- [EXERCISE GOAL]: Filter the data below for the string "JSON" and copy each matching line.

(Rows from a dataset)
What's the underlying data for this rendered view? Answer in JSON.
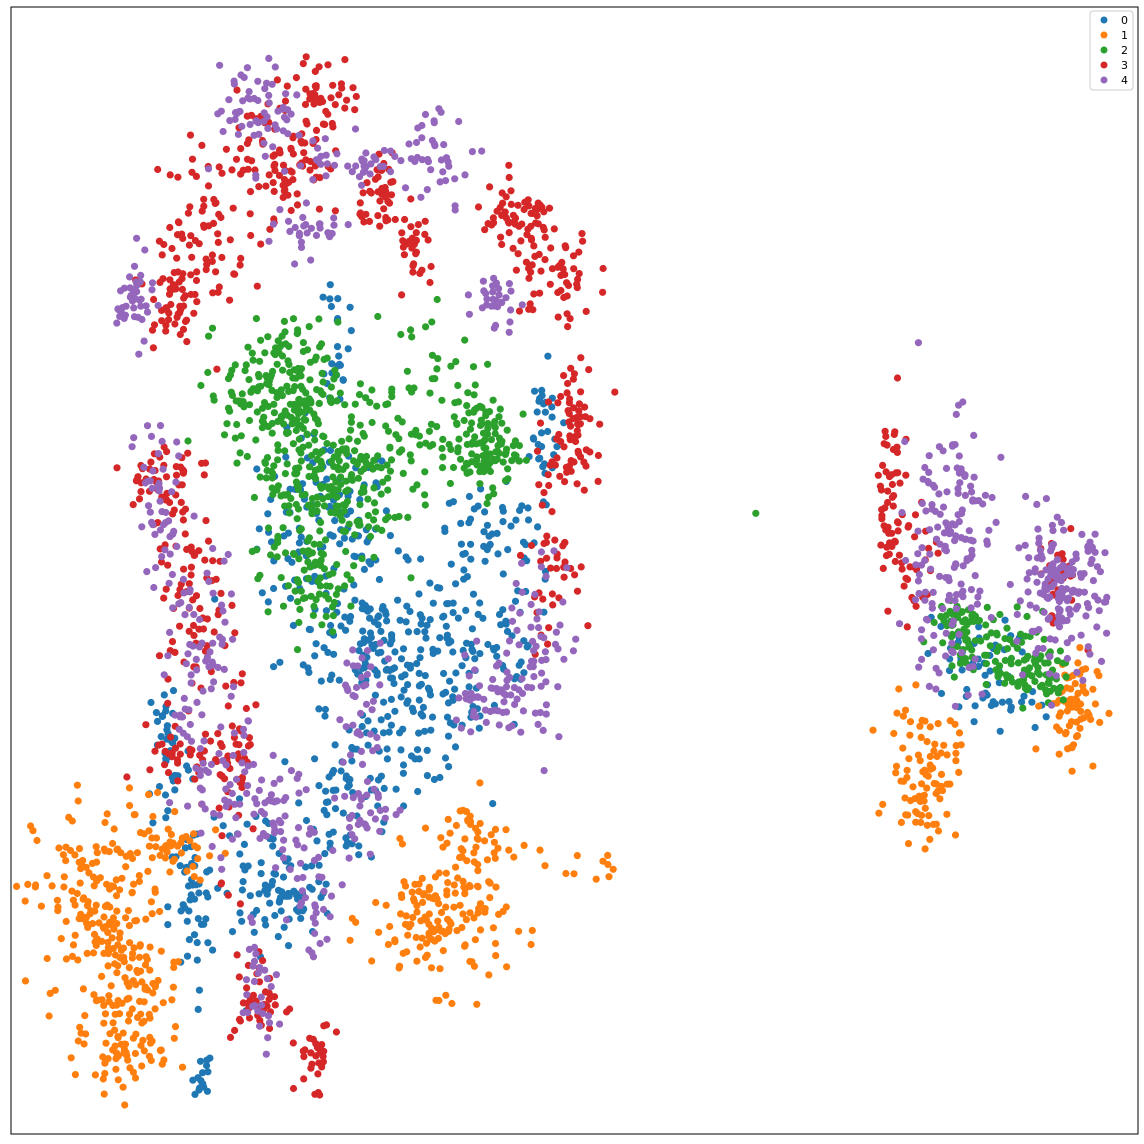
{
  "chart_data": {
    "type": "scatter",
    "title": "",
    "xlabel": "",
    "ylabel": "",
    "grid": false,
    "ticks": false,
    "legend_position": "top-right",
    "xlim": [
      0,
      100
    ],
    "ylim": [
      0,
      100
    ],
    "series": [
      {
        "name": "0",
        "color": "#1f77b4",
        "clusters": [
          {
            "cx": 28,
            "cy": 54,
            "sx": 3,
            "sy": 4,
            "n": 120
          },
          {
            "cx": 32,
            "cy": 44,
            "sx": 4,
            "sy": 3,
            "n": 120
          },
          {
            "cx": 36,
            "cy": 37,
            "sx": 3,
            "sy": 3,
            "n": 80
          },
          {
            "cx": 41,
            "cy": 43,
            "sx": 4,
            "sy": 4,
            "n": 80
          },
          {
            "cx": 43,
            "cy": 53,
            "sx": 3,
            "sy": 2,
            "n": 50
          },
          {
            "cx": 30,
            "cy": 30,
            "sx": 2,
            "sy": 3,
            "n": 60
          },
          {
            "cx": 22,
            "cy": 23,
            "sx": 2,
            "sy": 3,
            "n": 50
          },
          {
            "cx": 16,
            "cy": 20,
            "sx": 1,
            "sy": 4,
            "n": 50
          },
          {
            "cx": 14,
            "cy": 34,
            "sx": 1,
            "sy": 4,
            "n": 40
          },
          {
            "cx": 25,
            "cy": 21,
            "sx": 2,
            "sy": 1.5,
            "n": 40
          },
          {
            "cx": 17,
            "cy": 5.5,
            "sx": 0.4,
            "sy": 1.2,
            "n": 15
          },
          {
            "cx": 29,
            "cy": 71,
            "sx": 0.5,
            "sy": 3,
            "n": 25
          },
          {
            "cx": 47,
            "cy": 62,
            "sx": 1,
            "sy": 3,
            "n": 30
          },
          {
            "cx": 85,
            "cy": 42,
            "sx": 2,
            "sy": 2,
            "n": 40
          },
          {
            "cx": 88,
            "cy": 38,
            "sx": 2,
            "sy": 1.5,
            "n": 20
          }
        ]
      },
      {
        "name": "1",
        "color": "#ff7f0e",
        "clusters": [
          {
            "cx": 8,
            "cy": 20,
            "sx": 3,
            "sy": 5,
            "n": 180
          },
          {
            "cx": 11,
            "cy": 12,
            "sx": 2,
            "sy": 3,
            "n": 80
          },
          {
            "cx": 10,
            "cy": 7,
            "sx": 2,
            "sy": 1,
            "n": 40
          },
          {
            "cx": 15,
            "cy": 25,
            "sx": 2,
            "sy": 1.5,
            "n": 40
          },
          {
            "cx": 38,
            "cy": 19,
            "sx": 3,
            "sy": 3,
            "n": 150
          },
          {
            "cx": 41,
            "cy": 26,
            "sx": 2,
            "sy": 2,
            "n": 40
          },
          {
            "cx": 53,
            "cy": 24,
            "sx": 2.5,
            "sy": 1,
            "n": 10
          },
          {
            "cx": 81,
            "cy": 32,
            "sx": 1.5,
            "sy": 3,
            "n": 90
          },
          {
            "cx": 94,
            "cy": 38,
            "sx": 1.2,
            "sy": 2.5,
            "n": 70
          }
        ]
      },
      {
        "name": "2",
        "color": "#2ca02c",
        "clusters": [
          {
            "cx": 24,
            "cy": 66,
            "sx": 2.5,
            "sy": 3,
            "n": 180
          },
          {
            "cx": 27,
            "cy": 58,
            "sx": 3,
            "sy": 4,
            "n": 180
          },
          {
            "cx": 32,
            "cy": 60,
            "sx": 3,
            "sy": 4,
            "n": 90
          },
          {
            "cx": 27,
            "cy": 49,
            "sx": 1.5,
            "sy": 2,
            "n": 60
          },
          {
            "cx": 42,
            "cy": 61,
            "sx": 1.5,
            "sy": 2,
            "n": 110
          },
          {
            "cx": 37,
            "cy": 66,
            "sx": 3,
            "sy": 5,
            "n": 40
          },
          {
            "cx": 66,
            "cy": 55,
            "sx": 0.1,
            "sy": 0.1,
            "n": 1
          },
          {
            "cx": 84,
            "cy": 45,
            "sx": 1.5,
            "sy": 1.5,
            "n": 60
          },
          {
            "cx": 91,
            "cy": 41,
            "sx": 1.5,
            "sy": 1.5,
            "n": 60
          },
          {
            "cx": 88,
            "cy": 42,
            "sx": 2,
            "sy": 2,
            "n": 40
          }
        ]
      },
      {
        "name": "3",
        "color": "#d62728",
        "clusters": [
          {
            "cx": 24,
            "cy": 87,
            "sx": 2,
            "sy": 3,
            "n": 90
          },
          {
            "cx": 28,
            "cy": 92,
            "sx": 1.5,
            "sy": 2,
            "n": 40
          },
          {
            "cx": 17,
            "cy": 80,
            "sx": 2,
            "sy": 4,
            "n": 80
          },
          {
            "cx": 14,
            "cy": 74,
            "sx": 1,
            "sy": 2,
            "n": 40
          },
          {
            "cx": 13,
            "cy": 58,
            "sx": 1.5,
            "sy": 2,
            "n": 40
          },
          {
            "cx": 16,
            "cy": 48,
            "sx": 1.5,
            "sy": 6,
            "n": 80
          },
          {
            "cx": 16,
            "cy": 33,
            "sx": 2,
            "sy": 1.5,
            "n": 40
          },
          {
            "cx": 20,
            "cy": 34,
            "sx": 1,
            "sy": 5,
            "n": 40
          },
          {
            "cx": 33,
            "cy": 83,
            "sx": 1,
            "sy": 1.5,
            "n": 40
          },
          {
            "cx": 36,
            "cy": 78,
            "sx": 0.8,
            "sy": 2,
            "n": 30
          },
          {
            "cx": 45,
            "cy": 81,
            "sx": 2,
            "sy": 1.5,
            "n": 60
          },
          {
            "cx": 48,
            "cy": 76,
            "sx": 2,
            "sy": 2,
            "n": 50
          },
          {
            "cx": 50,
            "cy": 64,
            "sx": 1.2,
            "sy": 3,
            "n": 60
          },
          {
            "cx": 48,
            "cy": 52,
            "sx": 1,
            "sy": 4,
            "n": 50
          },
          {
            "cx": 22,
            "cy": 12,
            "sx": 1.2,
            "sy": 2,
            "n": 40
          },
          {
            "cx": 27,
            "cy": 7,
            "sx": 0.8,
            "sy": 1.5,
            "n": 30
          },
          {
            "cx": 78,
            "cy": 56,
            "sx": 0.8,
            "sy": 4,
            "n": 50
          },
          {
            "cx": 80,
            "cy": 50,
            "sx": 1,
            "sy": 3,
            "n": 30
          },
          {
            "cx": 93,
            "cy": 49,
            "sx": 1,
            "sy": 2,
            "n": 30
          }
        ]
      },
      {
        "name": "4",
        "color": "#9467bd",
        "clusters": [
          {
            "cx": 22,
            "cy": 91,
            "sx": 2,
            "sy": 2,
            "n": 60
          },
          {
            "cx": 30,
            "cy": 86,
            "sx": 3,
            "sy": 1,
            "n": 40
          },
          {
            "cx": 26,
            "cy": 80,
            "sx": 2,
            "sy": 1,
            "n": 30
          },
          {
            "cx": 11,
            "cy": 74,
            "sx": 0.8,
            "sy": 2,
            "n": 40
          },
          {
            "cx": 13,
            "cy": 55,
            "sx": 1,
            "sy": 5,
            "n": 50
          },
          {
            "cx": 17,
            "cy": 40,
            "sx": 1.5,
            "sy": 6,
            "n": 80
          },
          {
            "cx": 20,
            "cy": 30,
            "sx": 1.5,
            "sy": 3,
            "n": 40
          },
          {
            "cx": 24,
            "cy": 28,
            "sx": 1.5,
            "sy": 2,
            "n": 40
          },
          {
            "cx": 22,
            "cy": 14,
            "sx": 0.8,
            "sy": 3,
            "n": 30
          },
          {
            "cx": 27,
            "cy": 21,
            "sx": 1,
            "sy": 3,
            "n": 30
          },
          {
            "cx": 32,
            "cy": 28,
            "sx": 1.5,
            "sy": 1.5,
            "n": 30
          },
          {
            "cx": 31,
            "cy": 38,
            "sx": 1,
            "sy": 3,
            "n": 40
          },
          {
            "cx": 38,
            "cy": 87,
            "sx": 2,
            "sy": 2,
            "n": 40
          },
          {
            "cx": 43,
            "cy": 39,
            "sx": 2,
            "sy": 2,
            "n": 60
          },
          {
            "cx": 47,
            "cy": 44,
            "sx": 1.5,
            "sy": 4,
            "n": 50
          },
          {
            "cx": 43,
            "cy": 74,
            "sx": 1,
            "sy": 1.5,
            "n": 30
          },
          {
            "cx": 83,
            "cy": 52,
            "sx": 2,
            "sy": 6,
            "n": 160
          },
          {
            "cx": 93,
            "cy": 48,
            "sx": 2,
            "sy": 3,
            "n": 160
          }
        ]
      }
    ]
  }
}
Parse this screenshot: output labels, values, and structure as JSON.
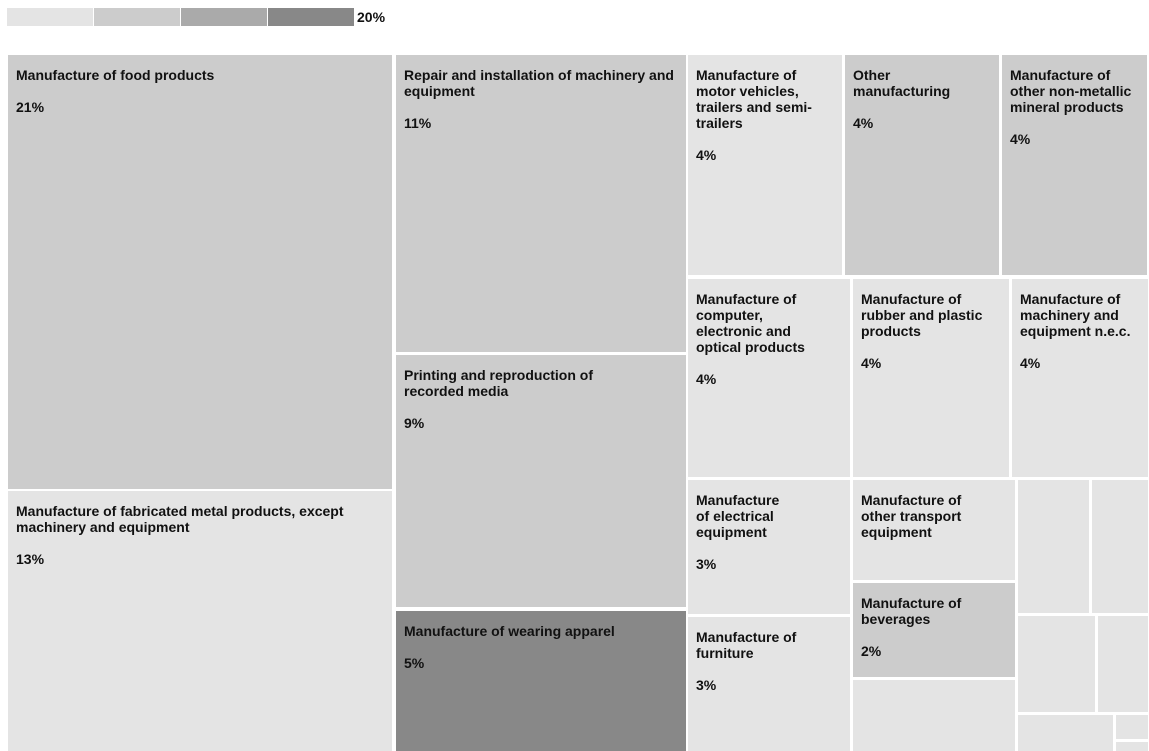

- [EXERCISE RESULT]:
What's the underlying data for this rendered view? Answer in JSON.
Parse this screenshot: output labels, values, and structure as JSON.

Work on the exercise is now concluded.